▶ [Exercise objective]
Find the word "value" in the listing; pull out each line holding it.

═══ Entries provided

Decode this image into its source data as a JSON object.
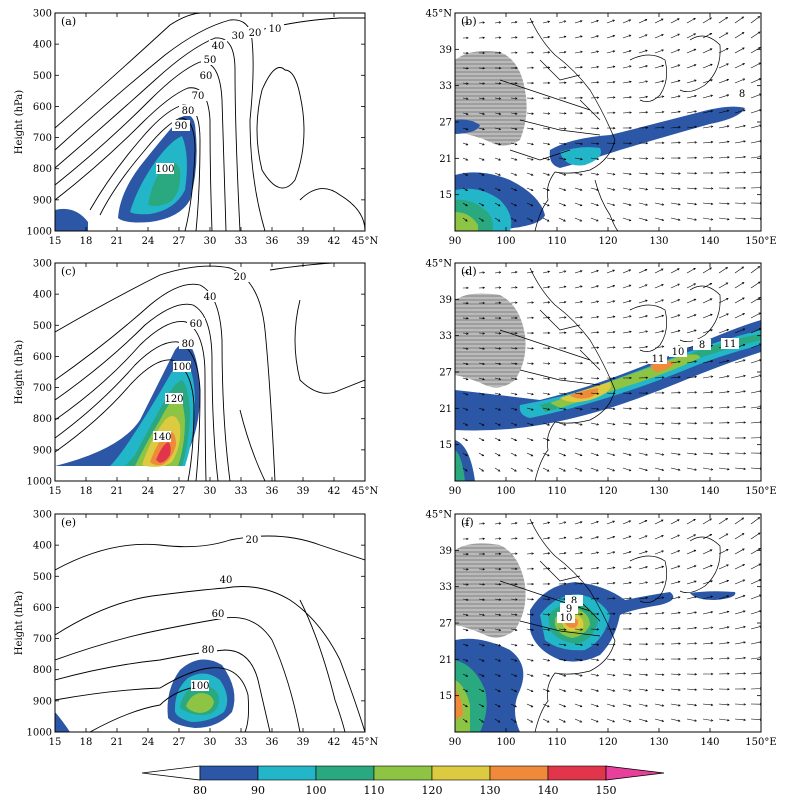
{
  "chart_data": [
    {
      "id": "a",
      "type": "contour",
      "panel_label": "(a)",
      "ylabel": "Height (hPa)",
      "xticks": [
        "15",
        "18",
        "21",
        "24",
        "27",
        "30",
        "33",
        "36",
        "39",
        "42",
        "45°N"
      ],
      "yticks": [
        "1000",
        "900",
        "800",
        "700",
        "600",
        "500",
        "400",
        "300"
      ],
      "xlim": [
        15,
        45
      ],
      "ylim": [
        1000,
        300
      ],
      "contour_labels": [
        "10",
        "20",
        "30",
        "40",
        "50",
        "60",
        "70",
        "80",
        "90",
        "100"
      ],
      "fill_threshold": 80
    },
    {
      "id": "b",
      "type": "map",
      "panel_label": "(b)",
      "xticks": [
        "90",
        "100",
        "110",
        "120",
        "130",
        "140",
        "150°E"
      ],
      "yticks": [
        "15",
        "21",
        "27",
        "33",
        "39",
        "45°N"
      ],
      "xlim": [
        90,
        150
      ],
      "ylim": [
        9,
        45
      ],
      "contour_labels": [
        "8"
      ]
    },
    {
      "id": "c",
      "type": "contour",
      "panel_label": "(c)",
      "ylabel": "Height (hPa)",
      "xticks": [
        "15",
        "18",
        "21",
        "24",
        "27",
        "30",
        "33",
        "36",
        "39",
        "42",
        "45°N"
      ],
      "yticks": [
        "1000",
        "900",
        "800",
        "700",
        "600",
        "500",
        "400",
        "300"
      ],
      "xlim": [
        15,
        45
      ],
      "ylim": [
        1000,
        300
      ],
      "contour_labels": [
        "20",
        "40",
        "60",
        "80",
        "100",
        "120",
        "140"
      ],
      "fill_threshold": 80
    },
    {
      "id": "d",
      "type": "map",
      "panel_label": "(d)",
      "xticks": [
        "90",
        "100",
        "110",
        "120",
        "130",
        "140",
        "150°E"
      ],
      "yticks": [
        "15",
        "21",
        "27",
        "33",
        "39",
        "45°N"
      ],
      "xlim": [
        90,
        150
      ],
      "ylim": [
        9,
        45
      ],
      "contour_labels": [
        "8",
        "10",
        "11",
        "11"
      ]
    },
    {
      "id": "e",
      "type": "contour",
      "panel_label": "(e)",
      "ylabel": "Height (hPa)",
      "xticks": [
        "15",
        "18",
        "21",
        "24",
        "27",
        "30",
        "33",
        "36",
        "39",
        "42",
        "45°N"
      ],
      "yticks": [
        "1000",
        "900",
        "800",
        "700",
        "600",
        "500",
        "400",
        "300"
      ],
      "xlim": [
        15,
        45
      ],
      "ylim": [
        1000,
        300
      ],
      "contour_labels": [
        "20",
        "40",
        "60",
        "80",
        "100"
      ],
      "fill_threshold": 80
    },
    {
      "id": "f",
      "type": "map",
      "panel_label": "(f)",
      "xticks": [
        "90",
        "100",
        "110",
        "120",
        "130",
        "140",
        "150°E"
      ],
      "yticks": [
        "15",
        "21",
        "27",
        "33",
        "39",
        "45°N"
      ],
      "xlim": [
        90,
        150
      ],
      "ylim": [
        9,
        45
      ],
      "contour_labels": [
        "8",
        "9",
        "10"
      ]
    }
  ],
  "colorbar": {
    "labels": [
      "80",
      "90",
      "100",
      "110",
      "120",
      "130",
      "140",
      "150"
    ],
    "colors": [
      "#2c57a6",
      "#22b6c8",
      "#2aa880",
      "#8ec444",
      "#dccb40",
      "#ee8a3a",
      "#e0354a",
      "#e8409a"
    ]
  }
}
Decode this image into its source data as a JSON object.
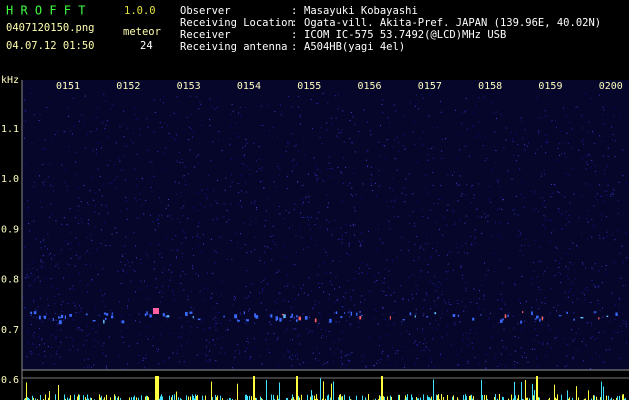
{
  "header": {
    "app_name": "H R O F F T",
    "version": "1.0.0",
    "filename": "0407120150.png",
    "datetime": "04.07.12 01:50",
    "meteor_label": "meteor",
    "meteor_count": 24
  },
  "info": [
    {
      "label": "Observer",
      "value": "Masayuki Kobayashi"
    },
    {
      "label": "Receiving Location",
      "value": "Ogata-vill. Akita-Pref. JAPAN (139.96E, 40.02N)"
    },
    {
      "label": "Receiver",
      "value": "ICOM IC-575 53.7492(@LCD)MHz USB"
    },
    {
      "label": "Receiving antenna",
      "value": "A504HB(yagi 4el)"
    }
  ],
  "spectrogram": {
    "unit": "kHz",
    "time_labels": [
      "0151",
      "0152",
      "0153",
      "0154",
      "0155",
      "0156",
      "0157",
      "0158",
      "0159",
      "0200"
    ],
    "freq_labels": [
      "1.1",
      "1.0",
      "0.9",
      "0.8",
      "0.7",
      "0.6"
    ]
  }
}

══════

▶ [Complete answer]
      "value": "Masayuki Kobayashi"
      "value": "Ogata-vill. Akita-Pref. JAPAN (139.96E, 40.02N)"
      "value": "ICOM IC-575 53.7492(@LCD)MHz USB"
      "value": "A504HB(yagi 4el)"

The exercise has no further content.